- [Instructions to follow]: From the start of the records through the line containing "reload-button[interactable]: ↻ xyxy=(153,99,178,135)", substitute "box coordinates" for every "bounding boxes" and reproduce those lines with no other changes.

- [Dataset rows]:
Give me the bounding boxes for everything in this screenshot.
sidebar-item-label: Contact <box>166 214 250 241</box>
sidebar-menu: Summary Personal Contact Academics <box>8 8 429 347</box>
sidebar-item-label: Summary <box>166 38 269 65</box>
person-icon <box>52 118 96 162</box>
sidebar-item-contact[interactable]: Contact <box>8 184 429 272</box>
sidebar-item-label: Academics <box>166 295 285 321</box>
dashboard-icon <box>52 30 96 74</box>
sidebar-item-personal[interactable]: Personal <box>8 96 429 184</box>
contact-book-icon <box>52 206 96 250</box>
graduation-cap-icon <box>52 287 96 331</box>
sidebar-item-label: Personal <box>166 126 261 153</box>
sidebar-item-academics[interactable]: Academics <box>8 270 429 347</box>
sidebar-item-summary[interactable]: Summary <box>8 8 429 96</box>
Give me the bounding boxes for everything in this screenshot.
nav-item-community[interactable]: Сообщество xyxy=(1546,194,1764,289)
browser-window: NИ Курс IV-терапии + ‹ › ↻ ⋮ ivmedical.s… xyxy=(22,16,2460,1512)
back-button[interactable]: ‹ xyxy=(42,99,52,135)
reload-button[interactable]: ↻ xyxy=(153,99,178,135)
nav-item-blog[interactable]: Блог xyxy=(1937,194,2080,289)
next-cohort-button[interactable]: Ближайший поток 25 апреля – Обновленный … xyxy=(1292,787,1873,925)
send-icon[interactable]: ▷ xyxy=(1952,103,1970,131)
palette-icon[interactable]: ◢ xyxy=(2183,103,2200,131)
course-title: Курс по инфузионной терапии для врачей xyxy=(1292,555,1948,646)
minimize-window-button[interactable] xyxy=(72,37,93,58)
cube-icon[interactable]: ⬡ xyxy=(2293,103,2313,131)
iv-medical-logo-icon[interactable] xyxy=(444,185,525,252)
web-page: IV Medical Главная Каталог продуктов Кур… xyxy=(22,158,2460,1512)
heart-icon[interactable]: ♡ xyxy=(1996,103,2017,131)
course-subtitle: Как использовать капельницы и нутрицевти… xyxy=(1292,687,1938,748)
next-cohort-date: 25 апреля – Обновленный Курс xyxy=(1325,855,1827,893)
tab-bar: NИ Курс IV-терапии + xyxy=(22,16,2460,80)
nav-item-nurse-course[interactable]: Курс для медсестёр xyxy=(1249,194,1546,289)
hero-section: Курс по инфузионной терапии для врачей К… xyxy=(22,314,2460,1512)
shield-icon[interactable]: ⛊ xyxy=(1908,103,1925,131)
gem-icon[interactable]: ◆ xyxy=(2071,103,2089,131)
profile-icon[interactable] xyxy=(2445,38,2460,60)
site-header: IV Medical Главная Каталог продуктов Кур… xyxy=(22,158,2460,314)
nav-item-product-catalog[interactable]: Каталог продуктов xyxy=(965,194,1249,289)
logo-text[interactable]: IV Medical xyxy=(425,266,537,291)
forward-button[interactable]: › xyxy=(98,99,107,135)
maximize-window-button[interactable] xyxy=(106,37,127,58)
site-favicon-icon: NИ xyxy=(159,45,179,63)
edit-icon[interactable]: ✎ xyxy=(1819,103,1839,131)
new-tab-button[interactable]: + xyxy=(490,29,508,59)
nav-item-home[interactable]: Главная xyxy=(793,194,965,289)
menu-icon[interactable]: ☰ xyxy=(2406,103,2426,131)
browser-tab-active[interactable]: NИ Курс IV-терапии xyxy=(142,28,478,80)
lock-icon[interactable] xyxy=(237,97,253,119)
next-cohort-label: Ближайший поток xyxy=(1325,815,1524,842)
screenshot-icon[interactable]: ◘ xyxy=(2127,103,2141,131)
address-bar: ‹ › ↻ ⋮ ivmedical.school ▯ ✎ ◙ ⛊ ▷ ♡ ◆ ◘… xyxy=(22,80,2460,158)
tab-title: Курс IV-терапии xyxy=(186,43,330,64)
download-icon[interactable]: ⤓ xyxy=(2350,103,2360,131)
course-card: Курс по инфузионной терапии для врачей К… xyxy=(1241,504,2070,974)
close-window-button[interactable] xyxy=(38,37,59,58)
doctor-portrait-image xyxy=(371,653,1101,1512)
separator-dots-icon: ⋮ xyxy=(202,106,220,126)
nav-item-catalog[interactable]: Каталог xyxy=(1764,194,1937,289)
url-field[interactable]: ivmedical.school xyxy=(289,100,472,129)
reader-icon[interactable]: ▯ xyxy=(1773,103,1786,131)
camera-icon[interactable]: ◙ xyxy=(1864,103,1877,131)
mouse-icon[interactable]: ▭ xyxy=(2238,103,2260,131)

- [Task output]:
Give me the box coordinates for everything in this screenshot.
sidebar-item-label: Contact <box>166 214 250 241</box>
sidebar-menu: Summary Personal Contact Academics <box>8 8 429 347</box>
sidebar-item-label: Summary <box>166 38 269 65</box>
person-icon <box>52 118 96 162</box>
sidebar-item-contact[interactable]: Contact <box>8 184 429 272</box>
sidebar-item-label: Academics <box>166 295 285 321</box>
dashboard-icon <box>52 30 96 74</box>
sidebar-item-personal[interactable]: Personal <box>8 96 429 184</box>
contact-book-icon <box>52 206 96 250</box>
graduation-cap-icon <box>52 287 96 331</box>
sidebar-item-label: Personal <box>166 126 261 153</box>
sidebar-item-academics[interactable]: Academics <box>8 270 429 347</box>
sidebar-item-summary[interactable]: Summary <box>8 8 429 96</box>
Give me the box coordinates for everything in this screenshot.
nav-item-community[interactable]: Сообщество xyxy=(1546,194,1764,289)
browser-window: NИ Курс IV-терапии + ‹ › ↻ ⋮ ivmedical.s… xyxy=(22,16,2460,1512)
back-button[interactable]: ‹ xyxy=(42,99,52,135)
reload-button[interactable]: ↻ xyxy=(153,99,178,135)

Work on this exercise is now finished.